AIM OF THE EXERCISE
Copy each line below that contains "Okno".

LISTED ENTRIES
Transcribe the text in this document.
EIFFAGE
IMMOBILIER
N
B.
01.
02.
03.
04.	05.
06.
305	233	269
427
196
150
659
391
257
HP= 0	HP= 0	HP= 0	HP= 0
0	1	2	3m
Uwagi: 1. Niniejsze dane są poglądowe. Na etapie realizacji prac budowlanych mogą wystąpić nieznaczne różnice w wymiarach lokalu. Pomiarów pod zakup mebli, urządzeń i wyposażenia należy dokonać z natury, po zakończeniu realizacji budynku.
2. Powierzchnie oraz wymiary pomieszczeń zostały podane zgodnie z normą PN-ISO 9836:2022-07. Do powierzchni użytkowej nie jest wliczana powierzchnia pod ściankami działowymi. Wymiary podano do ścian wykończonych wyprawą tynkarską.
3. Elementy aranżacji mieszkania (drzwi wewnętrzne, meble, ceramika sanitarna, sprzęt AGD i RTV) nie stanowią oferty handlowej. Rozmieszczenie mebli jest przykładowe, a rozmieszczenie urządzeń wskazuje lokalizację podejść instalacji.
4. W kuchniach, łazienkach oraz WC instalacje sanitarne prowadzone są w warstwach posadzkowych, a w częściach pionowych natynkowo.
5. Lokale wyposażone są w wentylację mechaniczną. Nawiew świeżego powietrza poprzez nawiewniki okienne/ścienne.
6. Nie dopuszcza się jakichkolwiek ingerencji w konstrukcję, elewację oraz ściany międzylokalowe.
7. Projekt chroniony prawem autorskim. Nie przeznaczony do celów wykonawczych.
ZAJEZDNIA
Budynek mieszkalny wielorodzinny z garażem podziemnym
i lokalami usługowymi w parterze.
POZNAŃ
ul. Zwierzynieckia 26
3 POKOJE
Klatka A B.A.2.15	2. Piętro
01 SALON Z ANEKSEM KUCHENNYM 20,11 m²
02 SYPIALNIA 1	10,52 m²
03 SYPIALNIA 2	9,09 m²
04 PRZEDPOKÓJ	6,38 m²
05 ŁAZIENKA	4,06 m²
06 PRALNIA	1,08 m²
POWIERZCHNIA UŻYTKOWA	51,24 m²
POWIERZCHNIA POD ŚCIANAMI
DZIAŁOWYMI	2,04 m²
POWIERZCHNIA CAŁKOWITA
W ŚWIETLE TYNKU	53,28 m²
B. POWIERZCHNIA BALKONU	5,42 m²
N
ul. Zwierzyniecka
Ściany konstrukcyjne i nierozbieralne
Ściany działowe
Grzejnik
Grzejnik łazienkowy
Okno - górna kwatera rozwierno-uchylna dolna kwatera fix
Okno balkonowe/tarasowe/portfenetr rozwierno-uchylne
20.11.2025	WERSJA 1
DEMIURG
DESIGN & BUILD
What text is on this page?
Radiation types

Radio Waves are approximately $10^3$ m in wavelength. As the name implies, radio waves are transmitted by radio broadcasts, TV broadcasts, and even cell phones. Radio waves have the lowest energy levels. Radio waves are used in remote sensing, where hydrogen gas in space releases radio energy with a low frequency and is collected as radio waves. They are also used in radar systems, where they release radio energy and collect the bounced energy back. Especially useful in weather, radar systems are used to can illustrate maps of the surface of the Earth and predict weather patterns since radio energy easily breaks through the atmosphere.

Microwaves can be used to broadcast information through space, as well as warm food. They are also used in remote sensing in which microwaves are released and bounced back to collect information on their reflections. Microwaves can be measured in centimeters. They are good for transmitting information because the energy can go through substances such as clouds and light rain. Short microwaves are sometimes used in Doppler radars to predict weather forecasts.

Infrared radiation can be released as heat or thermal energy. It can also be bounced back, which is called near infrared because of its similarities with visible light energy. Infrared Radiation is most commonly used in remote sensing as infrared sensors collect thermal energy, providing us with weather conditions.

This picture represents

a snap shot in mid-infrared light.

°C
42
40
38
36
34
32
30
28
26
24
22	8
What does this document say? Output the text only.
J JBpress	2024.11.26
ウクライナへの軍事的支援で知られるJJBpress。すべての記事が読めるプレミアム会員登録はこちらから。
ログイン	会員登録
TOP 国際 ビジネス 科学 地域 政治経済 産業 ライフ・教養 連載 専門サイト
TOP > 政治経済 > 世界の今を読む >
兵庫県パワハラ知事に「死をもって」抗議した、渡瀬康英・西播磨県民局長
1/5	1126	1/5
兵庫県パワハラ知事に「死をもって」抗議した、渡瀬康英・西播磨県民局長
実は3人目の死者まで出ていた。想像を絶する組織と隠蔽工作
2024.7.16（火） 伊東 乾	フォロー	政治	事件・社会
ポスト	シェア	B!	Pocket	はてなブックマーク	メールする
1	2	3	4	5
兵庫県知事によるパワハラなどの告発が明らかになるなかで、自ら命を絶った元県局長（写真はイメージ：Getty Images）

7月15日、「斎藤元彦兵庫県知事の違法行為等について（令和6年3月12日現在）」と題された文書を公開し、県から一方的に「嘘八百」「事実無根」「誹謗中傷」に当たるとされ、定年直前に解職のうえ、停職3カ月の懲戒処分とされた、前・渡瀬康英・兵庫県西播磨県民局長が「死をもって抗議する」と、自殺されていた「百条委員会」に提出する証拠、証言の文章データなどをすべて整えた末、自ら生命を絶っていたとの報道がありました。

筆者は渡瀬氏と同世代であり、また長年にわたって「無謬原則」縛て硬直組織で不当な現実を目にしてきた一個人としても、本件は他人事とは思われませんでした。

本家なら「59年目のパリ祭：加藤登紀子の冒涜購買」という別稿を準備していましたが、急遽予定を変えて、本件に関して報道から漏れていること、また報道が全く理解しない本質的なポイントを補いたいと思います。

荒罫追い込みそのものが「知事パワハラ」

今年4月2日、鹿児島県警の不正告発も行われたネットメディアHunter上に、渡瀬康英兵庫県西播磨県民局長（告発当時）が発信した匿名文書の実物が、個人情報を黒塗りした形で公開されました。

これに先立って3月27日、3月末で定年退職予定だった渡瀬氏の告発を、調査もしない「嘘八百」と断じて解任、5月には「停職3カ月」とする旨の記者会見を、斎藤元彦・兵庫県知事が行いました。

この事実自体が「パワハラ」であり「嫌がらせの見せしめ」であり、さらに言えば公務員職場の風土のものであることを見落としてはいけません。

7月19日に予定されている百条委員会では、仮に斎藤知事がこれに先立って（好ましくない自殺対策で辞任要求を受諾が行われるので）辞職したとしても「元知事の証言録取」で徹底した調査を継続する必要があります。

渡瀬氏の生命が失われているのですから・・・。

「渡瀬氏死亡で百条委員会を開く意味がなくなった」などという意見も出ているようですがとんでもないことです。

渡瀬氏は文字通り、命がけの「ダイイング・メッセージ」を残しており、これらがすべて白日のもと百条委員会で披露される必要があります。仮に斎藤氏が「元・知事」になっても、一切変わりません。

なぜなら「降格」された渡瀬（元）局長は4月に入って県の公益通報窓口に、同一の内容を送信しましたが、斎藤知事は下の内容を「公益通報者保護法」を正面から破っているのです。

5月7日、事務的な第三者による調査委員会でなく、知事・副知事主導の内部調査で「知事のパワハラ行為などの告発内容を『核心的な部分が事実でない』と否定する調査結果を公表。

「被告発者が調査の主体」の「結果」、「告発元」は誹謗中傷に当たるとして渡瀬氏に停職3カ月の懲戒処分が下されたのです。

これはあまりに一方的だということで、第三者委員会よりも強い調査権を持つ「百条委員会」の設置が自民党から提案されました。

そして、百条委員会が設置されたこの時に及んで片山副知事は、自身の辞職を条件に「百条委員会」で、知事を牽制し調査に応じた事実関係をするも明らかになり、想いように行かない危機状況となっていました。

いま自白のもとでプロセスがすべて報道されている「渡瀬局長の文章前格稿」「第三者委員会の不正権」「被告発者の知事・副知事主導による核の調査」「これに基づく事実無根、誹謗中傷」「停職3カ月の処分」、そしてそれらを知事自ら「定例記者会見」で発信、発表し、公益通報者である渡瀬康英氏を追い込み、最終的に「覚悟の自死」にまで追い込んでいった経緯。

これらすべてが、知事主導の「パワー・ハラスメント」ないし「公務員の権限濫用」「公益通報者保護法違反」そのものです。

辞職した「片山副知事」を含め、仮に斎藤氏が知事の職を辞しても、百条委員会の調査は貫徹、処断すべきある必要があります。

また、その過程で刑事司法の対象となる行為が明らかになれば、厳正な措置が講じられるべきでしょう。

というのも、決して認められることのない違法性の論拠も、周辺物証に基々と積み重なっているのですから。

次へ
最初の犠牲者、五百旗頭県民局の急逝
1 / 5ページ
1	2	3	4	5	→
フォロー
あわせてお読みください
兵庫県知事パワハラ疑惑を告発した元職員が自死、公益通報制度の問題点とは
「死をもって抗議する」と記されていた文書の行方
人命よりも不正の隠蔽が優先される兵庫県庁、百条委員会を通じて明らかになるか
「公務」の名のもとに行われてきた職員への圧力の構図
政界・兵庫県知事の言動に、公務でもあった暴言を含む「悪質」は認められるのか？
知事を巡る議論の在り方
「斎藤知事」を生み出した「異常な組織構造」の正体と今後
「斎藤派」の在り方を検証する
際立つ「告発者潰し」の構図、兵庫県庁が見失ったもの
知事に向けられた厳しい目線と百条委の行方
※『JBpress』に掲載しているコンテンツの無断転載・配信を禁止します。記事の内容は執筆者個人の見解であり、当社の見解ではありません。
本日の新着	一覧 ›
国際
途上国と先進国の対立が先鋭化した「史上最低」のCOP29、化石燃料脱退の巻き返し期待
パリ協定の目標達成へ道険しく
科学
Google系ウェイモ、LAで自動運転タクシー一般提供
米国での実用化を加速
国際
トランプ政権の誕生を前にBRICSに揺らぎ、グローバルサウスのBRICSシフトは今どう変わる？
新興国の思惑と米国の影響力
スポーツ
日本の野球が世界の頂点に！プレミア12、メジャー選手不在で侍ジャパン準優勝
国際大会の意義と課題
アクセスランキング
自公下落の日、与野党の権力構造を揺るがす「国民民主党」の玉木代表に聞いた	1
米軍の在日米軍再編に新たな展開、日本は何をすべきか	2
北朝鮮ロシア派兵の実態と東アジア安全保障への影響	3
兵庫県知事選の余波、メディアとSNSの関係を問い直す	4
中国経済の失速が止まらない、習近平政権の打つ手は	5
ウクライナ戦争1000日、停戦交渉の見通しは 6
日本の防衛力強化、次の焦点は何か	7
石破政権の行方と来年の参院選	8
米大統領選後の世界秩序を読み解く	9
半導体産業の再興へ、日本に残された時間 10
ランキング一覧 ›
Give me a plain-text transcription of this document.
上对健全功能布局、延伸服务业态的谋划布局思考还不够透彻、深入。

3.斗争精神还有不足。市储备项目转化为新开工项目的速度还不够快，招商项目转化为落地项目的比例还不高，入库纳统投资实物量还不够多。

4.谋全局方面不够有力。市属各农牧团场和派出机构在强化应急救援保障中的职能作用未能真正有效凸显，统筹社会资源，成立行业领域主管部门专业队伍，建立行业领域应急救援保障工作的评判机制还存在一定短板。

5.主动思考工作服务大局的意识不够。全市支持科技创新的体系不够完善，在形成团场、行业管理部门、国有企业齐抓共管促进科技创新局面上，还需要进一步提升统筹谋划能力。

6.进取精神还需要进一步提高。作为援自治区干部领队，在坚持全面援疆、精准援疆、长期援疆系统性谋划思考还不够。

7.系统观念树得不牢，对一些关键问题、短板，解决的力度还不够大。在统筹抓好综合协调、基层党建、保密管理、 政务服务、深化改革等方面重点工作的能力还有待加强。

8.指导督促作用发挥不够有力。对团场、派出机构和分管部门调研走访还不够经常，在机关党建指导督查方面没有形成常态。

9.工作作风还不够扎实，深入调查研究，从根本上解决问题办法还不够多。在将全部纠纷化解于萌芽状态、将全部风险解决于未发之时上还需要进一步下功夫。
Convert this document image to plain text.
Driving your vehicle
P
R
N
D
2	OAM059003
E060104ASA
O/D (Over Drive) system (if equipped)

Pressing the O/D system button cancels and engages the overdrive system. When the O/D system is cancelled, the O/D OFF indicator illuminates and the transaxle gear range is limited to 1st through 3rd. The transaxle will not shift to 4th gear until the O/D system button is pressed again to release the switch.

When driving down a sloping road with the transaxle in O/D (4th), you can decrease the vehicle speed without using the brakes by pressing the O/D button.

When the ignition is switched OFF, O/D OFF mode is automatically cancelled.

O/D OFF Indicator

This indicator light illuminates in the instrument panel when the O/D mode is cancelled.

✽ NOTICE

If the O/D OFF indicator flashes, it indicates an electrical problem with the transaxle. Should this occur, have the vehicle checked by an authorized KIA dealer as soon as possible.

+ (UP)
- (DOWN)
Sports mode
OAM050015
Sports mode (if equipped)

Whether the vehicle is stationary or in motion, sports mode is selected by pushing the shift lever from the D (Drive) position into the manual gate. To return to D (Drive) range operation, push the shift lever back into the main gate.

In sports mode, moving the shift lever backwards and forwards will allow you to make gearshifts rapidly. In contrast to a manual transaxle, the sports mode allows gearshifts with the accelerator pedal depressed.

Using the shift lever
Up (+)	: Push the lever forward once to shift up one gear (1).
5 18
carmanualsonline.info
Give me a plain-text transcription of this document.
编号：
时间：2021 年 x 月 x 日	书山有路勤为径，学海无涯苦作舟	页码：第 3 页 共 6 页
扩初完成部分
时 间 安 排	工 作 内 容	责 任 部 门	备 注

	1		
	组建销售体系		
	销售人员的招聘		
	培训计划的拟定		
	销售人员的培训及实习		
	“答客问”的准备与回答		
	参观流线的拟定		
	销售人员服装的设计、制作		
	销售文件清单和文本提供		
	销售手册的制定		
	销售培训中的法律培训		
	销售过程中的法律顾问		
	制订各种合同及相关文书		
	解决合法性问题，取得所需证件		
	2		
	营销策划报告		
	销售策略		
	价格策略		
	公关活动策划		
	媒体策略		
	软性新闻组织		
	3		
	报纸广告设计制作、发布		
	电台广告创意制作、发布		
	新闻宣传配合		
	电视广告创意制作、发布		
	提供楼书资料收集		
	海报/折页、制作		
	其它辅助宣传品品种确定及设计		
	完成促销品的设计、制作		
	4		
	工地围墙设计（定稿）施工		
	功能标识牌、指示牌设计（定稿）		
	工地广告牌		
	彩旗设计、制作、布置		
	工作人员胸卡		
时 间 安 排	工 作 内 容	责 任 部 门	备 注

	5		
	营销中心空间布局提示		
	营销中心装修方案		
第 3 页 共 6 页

FINISHED ANSWER
Okno - górna kwatera rozwierno-uchylna dolna kwatera fix
Okno balkonowe/tarasowe/portfenetr rozwierno-uchylne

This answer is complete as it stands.